[start WORKING DATA]

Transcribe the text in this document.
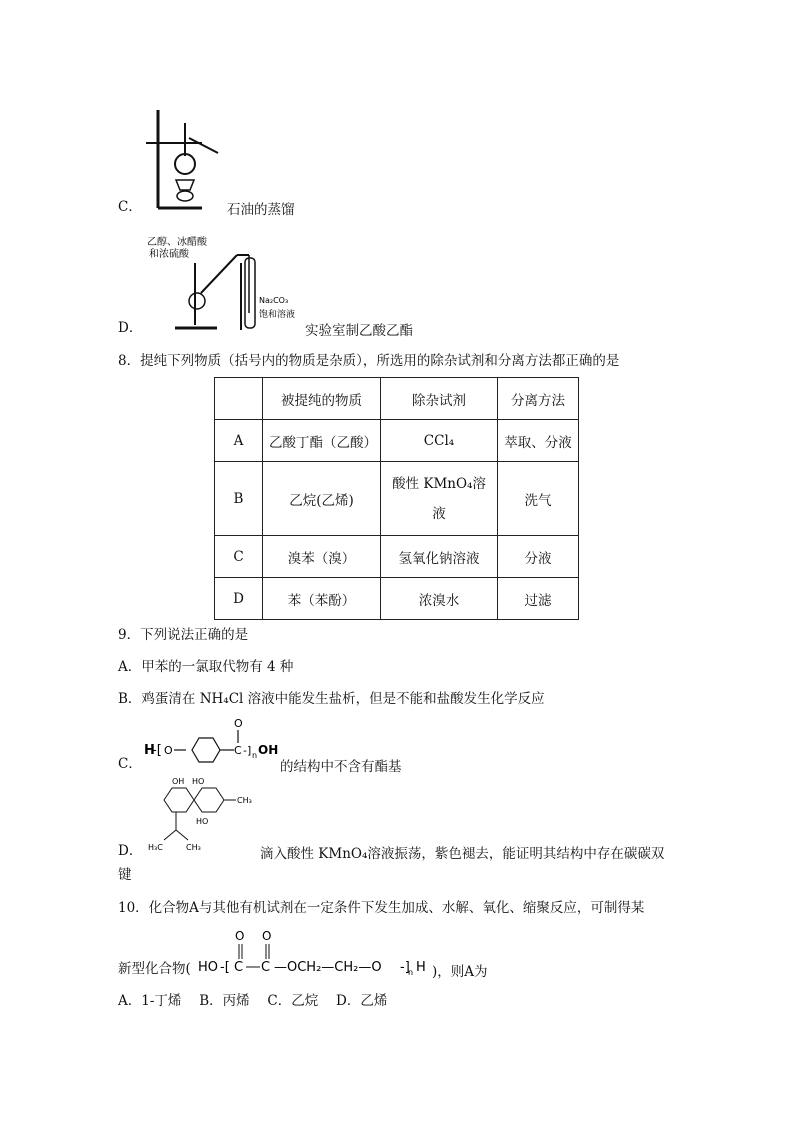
C．	石油的蒸馏
乙醇、冰醋酸
和浓硫酸
Na₂CO₃
饱和溶液
D．	实验室制乙酸乙酯
8．提纯下列物质（括号内的物质是杂质），所选用的除杂试剂和分离方法都正确的是
	被提纯的物质	除杂试剂	分离方法
A	乙酸丁酯（乙酸）	CCl₄	萃取、分液
B	乙烷(乙烯)	酸性 KMnO₄溶液	洗气
C	溴苯（溴）	氢氧化钠溶液	分液
D	苯（苯酚）	浓溴水	过滤
9．下列说法正确的是
A．甲苯的一氯取代物有 4 种
B．鸡蛋清在 NH₄Cl 溶液中能发生盐析，但是不能和盐酸发生化学反应
H
-[ O	C
O
-] n OH
C．	的结构中不含有酯基
OH HO
CH₃
HO
H₃C	CH₃
D．	滴入酸性 KMnO₄溶液振荡，紫色褪去，能证明其结构中存在碳碳双
键
10．化合物A与其他有机试剂在一定条件下发生加成、水解、氧化、缩聚反应，可制得某
新型化合物( HO -[ C
O
C
O
—OCH₂—CH₂—O -]
n H )，则A为
A．1-丁烯　 B．丙烯　 C．乙烷　 D．乙烯
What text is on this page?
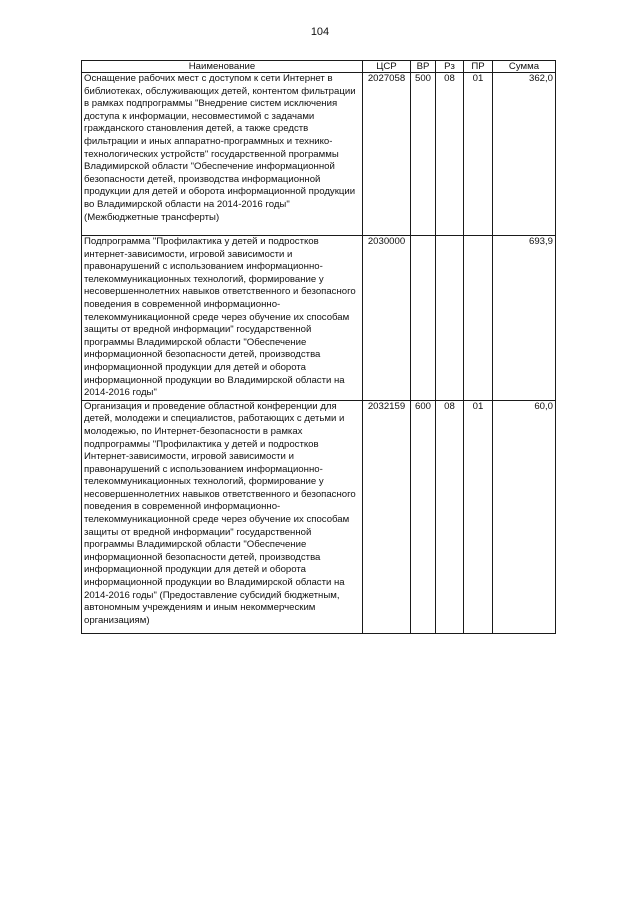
104
Наименование	ЦСР	ВР	Рз	ПР	Сумма
Оснащение рабочих мест с доступом к сети Интернет в библиотеках, обслуживающих детей, контентом фильтрации в рамках подпрограммы "Внедрение систем исключения доступа к информации, несовместимой с задачами гражданского становления детей, а также средств фильтрации и иных аппаратно-программных и технико-технологических устройств" государственной программы Владимирской области "Обеспечение информационной безопасности детей, производства информационной продукции для детей и оборота информационной продукции во Владимирской области на 2014-2016 годы" (Межбюджетные трансферты)	2027058	500	08	01	362,0
Подпрограмма "Профилактика у детей и подростков интернет-зависимости, игровой зависимости и правонарушений с использованием информационно-телекоммуникационных технологий, формирование у несовершеннолетних навыков ответственного и безопасного поведения в современной информационно-телекоммуникационной среде через обучение их способам защиты от вредной информации" государственной программы Владимирской области "Обеспечение информационной безопасности детей, производства информационной продукции для детей и оборота информационной продукции во Владимирской области на 2014-2016 годы"	2030000				693,9
Организация и проведение областной конференции для детей, молодежи и специалистов, работающих с детьми и молодежью, по Интернет-безопасности в рамках подпрограммы "Профилактика у детей и подростков Интернет-зависимости, игровой зависимости и правонарушений с использованием информационно-телекоммуникационных технологий, формирование у несовершеннолетних навыков ответственного и безопасного поведения в современной информационно-телекоммуникационной среде через обучение их способам защиты от вредной информации" государственной программы Владимирской области "Обеспечение информационной безопасности детей, производства информационной продукции для детей и оборота информационной продукции во Владимирской области на 2014-2016 годы" (Предоставление субсидий бюджетным, автономным учреждениям и иным некоммерческим организациям)	2032159	600	08	01	60,0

[end WORKING DATA]

• _GOAL_
Go through the material above and copy each line that has the word "this".

• _WRITTEN RESPONSE_
Transcribe the text in this document.
What text is on this page?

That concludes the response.